**What is being asked**
Output every entry exactly as given.

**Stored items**
(begin)
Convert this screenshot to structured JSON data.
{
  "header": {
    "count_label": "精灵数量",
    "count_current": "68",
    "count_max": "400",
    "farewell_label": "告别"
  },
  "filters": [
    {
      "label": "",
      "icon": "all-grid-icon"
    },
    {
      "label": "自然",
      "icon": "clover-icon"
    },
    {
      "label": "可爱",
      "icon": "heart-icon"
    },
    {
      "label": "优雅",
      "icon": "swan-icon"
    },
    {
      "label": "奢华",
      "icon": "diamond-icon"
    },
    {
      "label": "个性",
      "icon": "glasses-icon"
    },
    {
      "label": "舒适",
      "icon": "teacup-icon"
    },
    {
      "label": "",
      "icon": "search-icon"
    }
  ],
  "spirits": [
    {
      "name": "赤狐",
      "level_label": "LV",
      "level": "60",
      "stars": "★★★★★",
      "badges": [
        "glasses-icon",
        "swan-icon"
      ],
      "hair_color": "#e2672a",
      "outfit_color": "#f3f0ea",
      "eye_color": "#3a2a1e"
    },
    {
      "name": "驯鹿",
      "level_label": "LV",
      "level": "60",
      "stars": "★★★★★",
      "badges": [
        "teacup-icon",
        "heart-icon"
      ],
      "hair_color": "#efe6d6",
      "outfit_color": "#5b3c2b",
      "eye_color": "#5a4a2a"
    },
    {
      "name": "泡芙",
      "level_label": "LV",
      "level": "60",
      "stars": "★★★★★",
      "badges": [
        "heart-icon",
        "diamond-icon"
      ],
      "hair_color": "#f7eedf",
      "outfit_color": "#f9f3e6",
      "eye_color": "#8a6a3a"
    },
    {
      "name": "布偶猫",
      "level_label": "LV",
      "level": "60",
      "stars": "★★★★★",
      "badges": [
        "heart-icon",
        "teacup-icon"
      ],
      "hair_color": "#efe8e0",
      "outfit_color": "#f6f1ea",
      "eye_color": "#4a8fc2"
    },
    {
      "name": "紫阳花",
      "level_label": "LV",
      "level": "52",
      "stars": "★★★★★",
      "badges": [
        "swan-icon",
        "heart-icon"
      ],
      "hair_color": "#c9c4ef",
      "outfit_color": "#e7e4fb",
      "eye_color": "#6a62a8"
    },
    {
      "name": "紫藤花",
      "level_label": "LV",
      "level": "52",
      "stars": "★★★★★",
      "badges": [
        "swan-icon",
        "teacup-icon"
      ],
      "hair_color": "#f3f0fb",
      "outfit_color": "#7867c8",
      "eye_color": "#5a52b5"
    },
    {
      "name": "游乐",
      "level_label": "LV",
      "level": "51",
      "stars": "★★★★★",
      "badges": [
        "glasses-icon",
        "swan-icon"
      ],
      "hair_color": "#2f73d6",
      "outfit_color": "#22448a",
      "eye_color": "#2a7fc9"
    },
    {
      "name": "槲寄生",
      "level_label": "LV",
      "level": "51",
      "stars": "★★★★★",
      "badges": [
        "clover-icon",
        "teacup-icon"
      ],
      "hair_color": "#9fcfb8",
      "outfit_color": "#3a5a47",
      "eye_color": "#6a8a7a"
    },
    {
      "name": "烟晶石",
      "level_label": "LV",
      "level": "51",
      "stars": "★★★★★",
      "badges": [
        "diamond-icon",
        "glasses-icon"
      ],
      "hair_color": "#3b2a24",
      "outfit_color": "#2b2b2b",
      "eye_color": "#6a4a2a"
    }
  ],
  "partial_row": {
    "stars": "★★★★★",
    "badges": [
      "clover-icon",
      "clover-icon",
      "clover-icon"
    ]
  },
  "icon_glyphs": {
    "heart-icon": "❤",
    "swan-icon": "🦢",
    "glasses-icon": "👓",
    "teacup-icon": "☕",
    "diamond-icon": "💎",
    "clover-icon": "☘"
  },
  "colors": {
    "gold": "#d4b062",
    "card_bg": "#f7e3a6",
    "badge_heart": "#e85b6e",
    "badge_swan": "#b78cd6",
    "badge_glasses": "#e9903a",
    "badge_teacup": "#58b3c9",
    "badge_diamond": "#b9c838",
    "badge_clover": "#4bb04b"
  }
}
(end)
**Solution for this task**
Convert this screenshot to structured JSON data.
{
  "header": {
    "count_label": "精灵数量",
    "count_current": "68",
    "count_max": "400",
    "farewell_label": "告别"
  },
  "filters": [
    {
      "label": "",
      "icon": "all-grid-icon"
    },
    {
      "label": "自然",
      "icon": "clover-icon"
    },
    {
      "label": "可爱",
      "icon": "heart-icon"
    },
    {
      "label": "优雅",
      "icon": "swan-icon"
    },
    {
      "label": "奢华",
      "icon": "diamond-icon"
    },
    {
      "label": "个性",
      "icon": "glasses-icon"
    },
    {
      "label": "舒适",
      "icon": "teacup-icon"
    },
    {
      "label": "",
      "icon": "search-icon"
    }
  ],
  "spirits": [
    {
      "name": "赤狐",
      "level_label": "LV",
      "level": "60",
      "stars": "★★★★★",
      "badges": [
        "glasses-icon",
        "swan-icon"
      ],
      "hair_color": "#e2672a",
      "outfit_color": "#f3f0ea",
      "eye_color": "#3a2a1e"
    },
    {
      "name": "驯鹿",
      "level_label": "LV",
      "level": "60",
      "stars": "★★★★★",
      "badges": [
        "teacup-icon",
        "heart-icon"
      ],
      "hair_color": "#efe6d6",
      "outfit_color": "#5b3c2b",
      "eye_color": "#5a4a2a"
    },
    {
      "name": "泡芙",
      "level_label": "LV",
      "level": "60",
      "stars": "★★★★★",
      "badges": [
        "heart-icon",
        "diamond-icon"
      ],
      "hair_color": "#f7eedf",
      "outfit_color": "#f9f3e6",
      "eye_color": "#8a6a3a"
    },
    {
      "name": "布偶猫",
      "level_label": "LV",
      "level": "60",
      "stars": "★★★★★",
      "badges": [
        "heart-icon",
        "teacup-icon"
      ],
      "hair_color": "#efe8e0",
      "outfit_color": "#f6f1ea",
      "eye_color": "#4a8fc2"
    },
    {
      "name": "紫阳花",
      "level_label": "LV",
      "level": "52",
      "stars": "★★★★★",
      "badges": [
        "swan-icon",
        "heart-icon"
      ],
      "hair_color": "#c9c4ef",
      "outfit_color": "#e7e4fb",
      "eye_color": "#6a62a8"
    },
    {
      "name": "紫藤花",
      "level_label": "LV",
      "level": "52",
      "stars": "★★★★★",
      "badges": [
        "swan-icon",
        "teacup-icon"
      ],
      "hair_color": "#f3f0fb",
      "outfit_color": "#7867c8",
      "eye_color": "#5a52b5"
    },
    {
      "name": "游乐",
      "level_label": "LV",
      "level": "51",
      "stars": "★★★★★",
      "badges": [
        "glasses-icon",
        "swan-icon"
      ],
      "hair_color": "#2f73d6",
      "outfit_color": "#22448a",
      "eye_color": "#2a7fc9"
    },
    {
      "name": "槲寄生",
      "level_label": "LV",
      "level": "51",
      "stars": "★★★★★",
      "badges": [
        "clover-icon",
        "teacup-icon"
      ],
      "hair_color": "#9fcfb8",
      "outfit_color": "#3a5a47",
      "eye_color": "#6a8a7a"
    },
    {
      "name": "烟晶石",
      "level_label": "LV",
      "level": "51",
      "stars": "★★★★★",
      "badges": [
        "diamond-icon",
        "glasses-icon"
      ],
      "hair_color": "#3b2a24",
      "outfit_color": "#2b2b2b",
      "eye_color": "#6a4a2a"
    }
  ],
  "partial_row": {
    "stars": "★★★★★",
    "badges": [
      "clover-icon",
      "clover-icon",
      "clover-icon"
    ]
  },
  "icon_glyphs": {
    "heart-icon": "❤",
    "swan-icon": "🦢",
    "glasses-icon": "👓",
    "teacup-icon": "☕",
    "diamond-icon": "💎",
    "clover-icon": "☘"
  },
  "colors": {
    "gold": "#d4b062",
    "card_bg": "#f7e3a6",
    "badge_heart": "#e85b6e",
    "badge_swan": "#b78cd6",
    "badge_glasses": "#e9903a",
    "badge_teacup": "#58b3c9",
    "badge_diamond": "#b9c838",
    "badge_clover": "#4bb04b"
  }
}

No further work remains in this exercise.